Aim
Below is a set of records; restate each one word for word.

|---|

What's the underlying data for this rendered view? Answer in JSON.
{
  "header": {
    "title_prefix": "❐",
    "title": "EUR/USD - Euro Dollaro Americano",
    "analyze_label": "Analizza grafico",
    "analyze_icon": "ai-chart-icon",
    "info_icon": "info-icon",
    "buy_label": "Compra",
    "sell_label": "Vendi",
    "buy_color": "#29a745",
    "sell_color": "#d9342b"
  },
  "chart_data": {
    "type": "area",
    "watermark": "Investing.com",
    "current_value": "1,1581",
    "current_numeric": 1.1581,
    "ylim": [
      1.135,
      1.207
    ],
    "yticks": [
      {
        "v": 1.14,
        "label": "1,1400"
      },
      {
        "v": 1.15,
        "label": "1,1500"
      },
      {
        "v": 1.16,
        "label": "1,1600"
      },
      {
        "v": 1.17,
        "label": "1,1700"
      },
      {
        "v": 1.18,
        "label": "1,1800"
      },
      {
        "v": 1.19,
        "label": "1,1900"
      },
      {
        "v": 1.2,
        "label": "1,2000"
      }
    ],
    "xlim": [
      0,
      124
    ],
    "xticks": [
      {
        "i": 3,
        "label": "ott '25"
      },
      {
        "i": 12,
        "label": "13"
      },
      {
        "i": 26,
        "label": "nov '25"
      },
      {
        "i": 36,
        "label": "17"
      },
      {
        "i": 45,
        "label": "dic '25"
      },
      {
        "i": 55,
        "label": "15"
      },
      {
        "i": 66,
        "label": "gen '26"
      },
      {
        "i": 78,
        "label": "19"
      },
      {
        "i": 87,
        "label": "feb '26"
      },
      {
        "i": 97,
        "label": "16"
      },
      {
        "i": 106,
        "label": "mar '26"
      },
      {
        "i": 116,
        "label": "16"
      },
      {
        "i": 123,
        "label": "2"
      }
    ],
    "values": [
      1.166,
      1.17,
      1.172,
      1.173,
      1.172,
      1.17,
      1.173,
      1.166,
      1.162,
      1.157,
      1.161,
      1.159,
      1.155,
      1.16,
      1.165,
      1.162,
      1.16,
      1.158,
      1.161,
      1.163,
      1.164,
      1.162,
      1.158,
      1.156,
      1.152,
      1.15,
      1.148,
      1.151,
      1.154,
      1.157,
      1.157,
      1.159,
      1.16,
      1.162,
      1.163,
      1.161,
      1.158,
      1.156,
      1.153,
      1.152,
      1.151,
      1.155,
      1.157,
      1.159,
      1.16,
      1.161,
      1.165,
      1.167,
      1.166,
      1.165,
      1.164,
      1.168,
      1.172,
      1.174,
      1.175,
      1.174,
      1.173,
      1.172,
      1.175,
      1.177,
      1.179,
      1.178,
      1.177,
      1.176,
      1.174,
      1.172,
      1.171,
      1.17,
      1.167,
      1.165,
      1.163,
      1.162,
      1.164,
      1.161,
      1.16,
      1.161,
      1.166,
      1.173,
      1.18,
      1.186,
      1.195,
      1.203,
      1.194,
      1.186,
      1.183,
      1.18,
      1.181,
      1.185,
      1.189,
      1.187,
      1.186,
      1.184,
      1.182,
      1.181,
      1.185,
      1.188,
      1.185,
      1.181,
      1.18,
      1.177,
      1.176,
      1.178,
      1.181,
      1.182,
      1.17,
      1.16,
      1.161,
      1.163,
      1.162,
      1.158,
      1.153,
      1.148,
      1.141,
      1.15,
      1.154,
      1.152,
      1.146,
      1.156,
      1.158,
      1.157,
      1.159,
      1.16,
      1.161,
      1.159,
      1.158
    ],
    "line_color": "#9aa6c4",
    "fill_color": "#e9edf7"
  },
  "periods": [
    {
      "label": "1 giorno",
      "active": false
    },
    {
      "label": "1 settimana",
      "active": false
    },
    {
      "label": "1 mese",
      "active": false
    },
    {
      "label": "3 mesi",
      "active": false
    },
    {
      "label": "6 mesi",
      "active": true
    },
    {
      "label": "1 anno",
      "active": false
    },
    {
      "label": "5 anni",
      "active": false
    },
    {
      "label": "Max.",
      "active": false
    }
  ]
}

|---|

Correct response
What's the underlying data for this rendered view? Answer in JSON.
{
  "header": {
    "title_prefix": "❐",
    "title": "EUR/USD - Euro Dollaro Americano",
    "analyze_label": "Analizza grafico",
    "analyze_icon": "ai-chart-icon",
    "info_icon": "info-icon",
    "buy_label": "Compra",
    "sell_label": "Vendi",
    "buy_color": "#29a745",
    "sell_color": "#d9342b"
  },
  "chart_data": {
    "type": "area",
    "watermark": "Investing.com",
    "current_value": "1,1581",
    "current_numeric": 1.1581,
    "ylim": [
      1.135,
      1.207
    ],
    "yticks": [
      {
        "v": 1.14,
        "label": "1,1400"
      },
      {
        "v": 1.15,
        "label": "1,1500"
      },
      {
        "v": 1.16,
        "label": "1,1600"
      },
      {
        "v": 1.17,
        "label": "1,1700"
      },
      {
        "v": 1.18,
        "label": "1,1800"
      },
      {
        "v": 1.19,
        "label": "1,1900"
      },
      {
        "v": 1.2,
        "label": "1,2000"
      }
    ],
    "xlim": [
      0,
      124
    ],
    "xticks": [
      {
        "i": 3,
        "label": "ott '25"
      },
      {
        "i": 12,
        "label": "13"
      },
      {
        "i": 26,
        "label": "nov '25"
      },
      {
        "i": 36,
        "label": "17"
      },
      {
        "i": 45,
        "label": "dic '25"
      },
      {
        "i": 55,
        "label": "15"
      },
      {
        "i": 66,
        "label": "gen '26"
      },
      {
        "i": 78,
        "label": "19"
      },
      {
        "i": 87,
        "label": "feb '26"
      },
      {
        "i": 97,
        "label": "16"
      },
      {
        "i": 106,
        "label": "mar '26"
      },
      {
        "i": 116,
        "label": "16"
      },
      {
        "i": 123,
        "label": "2"
      }
    ],
    "values": [
      1.166,
      1.17,
      1.172,
      1.173,
      1.172,
      1.17,
      1.173,
      1.166,
      1.162,
      1.157,
      1.161,
      1.159,
      1.155,
      1.16,
      1.165,
      1.162,
      1.16,
      1.158,
      1.161,
      1.163,
      1.164,
      1.162,
      1.158,
      1.156,
      1.152,
      1.15,
      1.148,
      1.151,
      1.154,
      1.157,
      1.157,
      1.159,
      1.16,
      1.162,
      1.163,
      1.161,
      1.158,
      1.156,
      1.153,
      1.152,
      1.151,
      1.155,
      1.157,
      1.159,
      1.16,
      1.161,
      1.165,
      1.167,
      1.166,
      1.165,
      1.164,
      1.168,
      1.172,
      1.174,
      1.175,
      1.174,
      1.173,
      1.172,
      1.175,
      1.177,
      1.179,
      1.178,
      1.177,
      1.176,
      1.174,
      1.172,
      1.171,
      1.17,
      1.167,
      1.165,
      1.163,
      1.162,
      1.164,
      1.161,
      1.16,
      1.161,
      1.166,
      1.173,
      1.18,
      1.186,
      1.195,
      1.203,
      1.194,
      1.186,
      1.183,
      1.18,
      1.181,
      1.185,
      1.189,
      1.187,
      1.186,
      1.184,
      1.182,
      1.181,
      1.185,
      1.188,
      1.185,
      1.181,
      1.18,
      1.177,
      1.176,
      1.178,
      1.181,
      1.182,
      1.17,
      1.16,
      1.161,
      1.163,
      1.162,
      1.158,
      1.153,
      1.148,
      1.141,
      1.15,
      1.154,
      1.152,
      1.146,
      1.156,
      1.158,
      1.157,
      1.159,
      1.16,
      1.161,
      1.159,
      1.158
    ],
    "line_color": "#9aa6c4",
    "fill_color": "#e9edf7"
  },
  "periods": [
    {
      "label": "1 giorno",
      "active": false
    },
    {
      "label": "1 settimana",
      "active": false
    },
    {
      "label": "1 mese",
      "active": false
    },
    {
      "label": "3 mesi",
      "active": false
    },
    {
      "label": "6 mesi",
      "active": true
    },
    {
      "label": "1 anno",
      "active": false
    },
    {
      "label": "5 anni",
      "active": false
    },
    {
      "label": "Max.",
      "active": false
    }
  ]
}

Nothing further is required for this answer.